[Dataset excerpt]
········

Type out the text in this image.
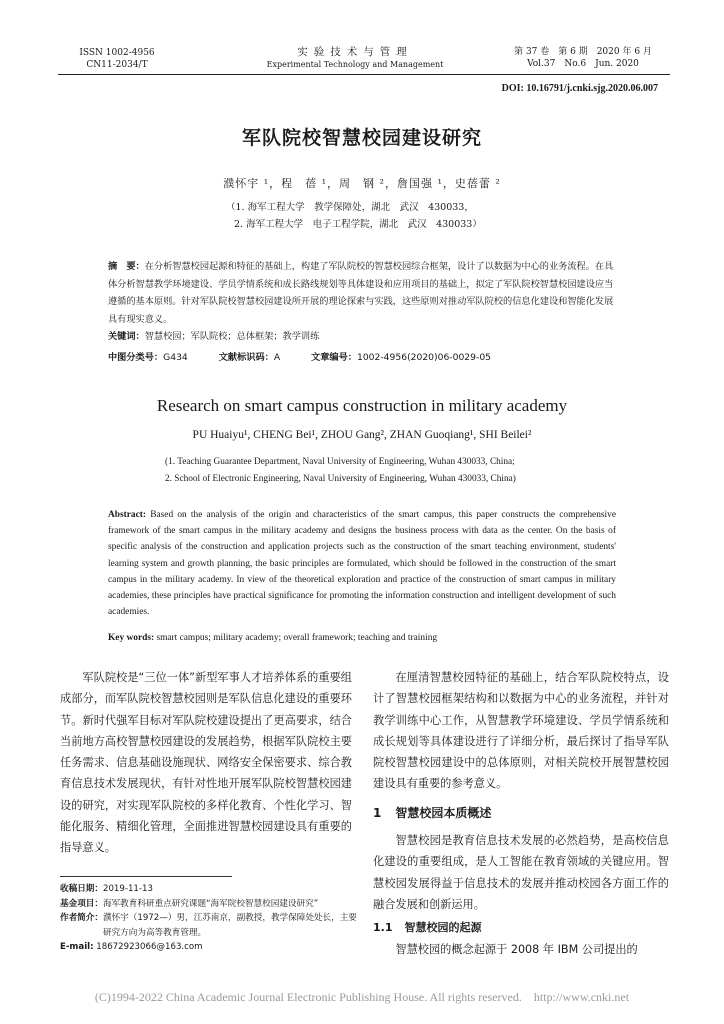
ISSN 1002-4956
CN11-2034/T
实验技术与管理
Experimental Technology and Management
第 37 卷　第 6 期　2020 年 6 月
Vol.37　No.6　Jun. 2020
DOI: 10.16791/j.cnki.sjg.2020.06.007
军队院校智慧校园建设研究
濮怀宇 ¹，程　蓓 ¹，周　钢 ²，詹国强 ¹，史蓓蕾 ²
（1. 海军工程大学　教学保障处，湖北　武汉　430033，
2. 海军工程大学　电子工程学院，湖北　武汉　430033）
摘　要：在分析智慧校园起源和特征的基础上，构建了军队院校的智慧校园综合框架，设计了以数据为中心的业务流程。在具体分析智慧教学环境建设、学员学情系统和成长路线规划等具体建设和应用项目的基础上，拟定了军队院校智慧校园建设应当遵循的基本原则。针对军队院校智慧校园建设所开展的理论探索与实践，这些原则对推动军队院校的信息化建设和智能化发展具有现实意义。
关键词：智慧校园；军队院校；总体框架；教学训练
中图分类号：G434	文献标识码：A	文章编号：1002-4956(2020)06-0029-05
Research on smart campus construction in military academy
PU Huaiyu¹, CHENG Bei¹, ZHOU Gang², ZHAN Guoqiang¹, SHI Beilei²
(1. Teaching Guarantee Department, Naval University of Engineering, Wuhan 430033, China;
2. School of Electronic Engineering, Naval University of Engineering, Wuhan 430033, China)
Abstract: Based on the analysis of the origin and characteristics of the smart campus, this paper constructs the comprehensive framework of the smart campus in the military academy and designs the business process with data as the center. On the basis of specific analysis of the construction and application projects such as the construction of the smart teaching environment, students' learning system and growth planning, the basic principles are formulated, which should be followed in the construction of the smart campus in the military academy. In view of the theoretical exploration and practice of the construction of smart campus in military academies, these principles have practical significance for promoting the information construction and intelligent development of such academies.
Key words: smart campus; military academy; overall framework; teaching and training

军队院校是“三位一体”新型军事人才培养体系的重要组成部分，而军队院校智慧校园则是军队信息化建设的重要环节。新时代强军目标对军队院校建设提出了更高要求，结合当前地方高校智慧校园建设的发展趋势，根据军队院校主要任务需求、信息基础设施现状、网络安全保密要求、综合教育信息技术发展现状，有针对性地开展军队院校智慧校园建设的研究，对实现军队院校的多样化教育、个性化学习、智能化服务、精细化管理，全面推进智慧校园建设具有重要的指导意义。

收稿日期：2019-11-13
基金项目： 海军教育科研重点研究课题“海军院校智慧校园建设研究”
作者简介： 濮怀宇（1972—）男，江苏南京，副教授，教学保障处处长，主要研究方向为高等教育管理。
E-mail: 18672923066@163.com

在厘清智慧校园特征的基础上，结合军队院校特点，设计了智慧校园框架结构和以数据为中心的业务流程，并针对教学训练中心工作，从智慧教学环境建设、学员学情系统和成长规划等具体建设进行了详细分析，最后探讨了指导军队院校智慧校园建设中的总体原则，对相关院校开展智慧校园建设具有重要的参考意义。

1 智慧校园本质概述

智慧校园是教育信息技术发展的必然趋势，是高校信息化建设的重要组成，是人工智能在教育领域的关键应用。智慧校园发展得益于信息技术的发展并推动校园各方面工作的融合发展和创新运用。

1.1 智慧校园的起源

智慧校园的概念起源于 2008 年 IBM 公司提出的

(C)1994-2022 China Academic Journal Electronic Publishing House. All rights reserved.　http://www.cnki.net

········

Exercise instructions → Scan the data above and copy every line with "Wuhan" in it.

Exercise result →
(1. Teaching Guarantee Department, Naval University of Engineering, Wuhan 430033, China;
2. School of Electronic Engineering, Naval University of Engineering, Wuhan 430033, China)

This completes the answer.